> _Stated task_: Transcribe all of the records word for word, but omit the pictures.

> _Figure dataset records_:
— begin —

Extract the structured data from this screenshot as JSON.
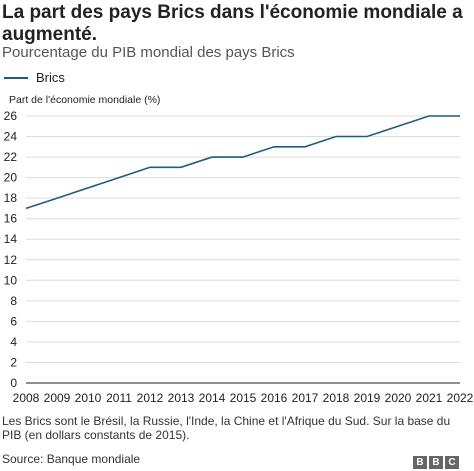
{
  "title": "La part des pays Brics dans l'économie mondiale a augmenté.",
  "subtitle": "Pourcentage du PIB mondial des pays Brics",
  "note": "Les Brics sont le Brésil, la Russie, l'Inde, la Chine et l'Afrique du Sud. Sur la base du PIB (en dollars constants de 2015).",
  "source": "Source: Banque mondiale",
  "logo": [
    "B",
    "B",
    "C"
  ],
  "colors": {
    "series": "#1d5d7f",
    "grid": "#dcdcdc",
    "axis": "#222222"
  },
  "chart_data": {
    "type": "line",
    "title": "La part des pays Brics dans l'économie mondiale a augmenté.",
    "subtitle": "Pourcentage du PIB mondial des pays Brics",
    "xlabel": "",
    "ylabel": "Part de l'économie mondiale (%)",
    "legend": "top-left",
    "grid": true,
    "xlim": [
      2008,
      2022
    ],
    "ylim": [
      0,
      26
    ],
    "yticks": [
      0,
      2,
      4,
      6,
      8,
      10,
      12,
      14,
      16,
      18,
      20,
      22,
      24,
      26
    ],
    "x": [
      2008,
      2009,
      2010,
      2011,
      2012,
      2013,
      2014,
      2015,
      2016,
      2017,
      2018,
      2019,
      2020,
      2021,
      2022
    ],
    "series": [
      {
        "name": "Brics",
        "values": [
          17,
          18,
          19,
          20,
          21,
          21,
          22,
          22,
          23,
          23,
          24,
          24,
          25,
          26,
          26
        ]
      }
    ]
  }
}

— end —

> _Task response_:
Extract the structured data from this screenshot as JSON.
{
  "title": "La part des pays Brics dans l'économie mondiale a augmenté.",
  "subtitle": "Pourcentage du PIB mondial des pays Brics",
  "note": "Les Brics sont le Brésil, la Russie, l'Inde, la Chine et l'Afrique du Sud. Sur la base du PIB (en dollars constants de 2015).",
  "source": "Source: Banque mondiale",
  "logo": [
    "B",
    "B",
    "C"
  ],
  "colors": {
    "series": "#1d5d7f",
    "grid": "#dcdcdc",
    "axis": "#222222"
  },
  "chart_data": {
    "type": "line",
    "title": "La part des pays Brics dans l'économie mondiale a augmenté.",
    "subtitle": "Pourcentage du PIB mondial des pays Brics",
    "xlabel": "",
    "ylabel": "Part de l'économie mondiale (%)",
    "legend": "top-left",
    "grid": true,
    "xlim": [
      2008,
      2022
    ],
    "ylim": [
      0,
      26
    ],
    "yticks": [
      0,
      2,
      4,
      6,
      8,
      10,
      12,
      14,
      16,
      18,
      20,
      22,
      24,
      26
    ],
    "x": [
      2008,
      2009,
      2010,
      2011,
      2012,
      2013,
      2014,
      2015,
      2016,
      2017,
      2018,
      2019,
      2020,
      2021,
      2022
    ],
    "series": [
      {
        "name": "Brics",
        "values": [
          17,
          18,
          19,
          20,
          21,
          21,
          22,
          22,
          23,
          23,
          24,
          24,
          25,
          26,
          26
        ]
      }
    ]
  }
}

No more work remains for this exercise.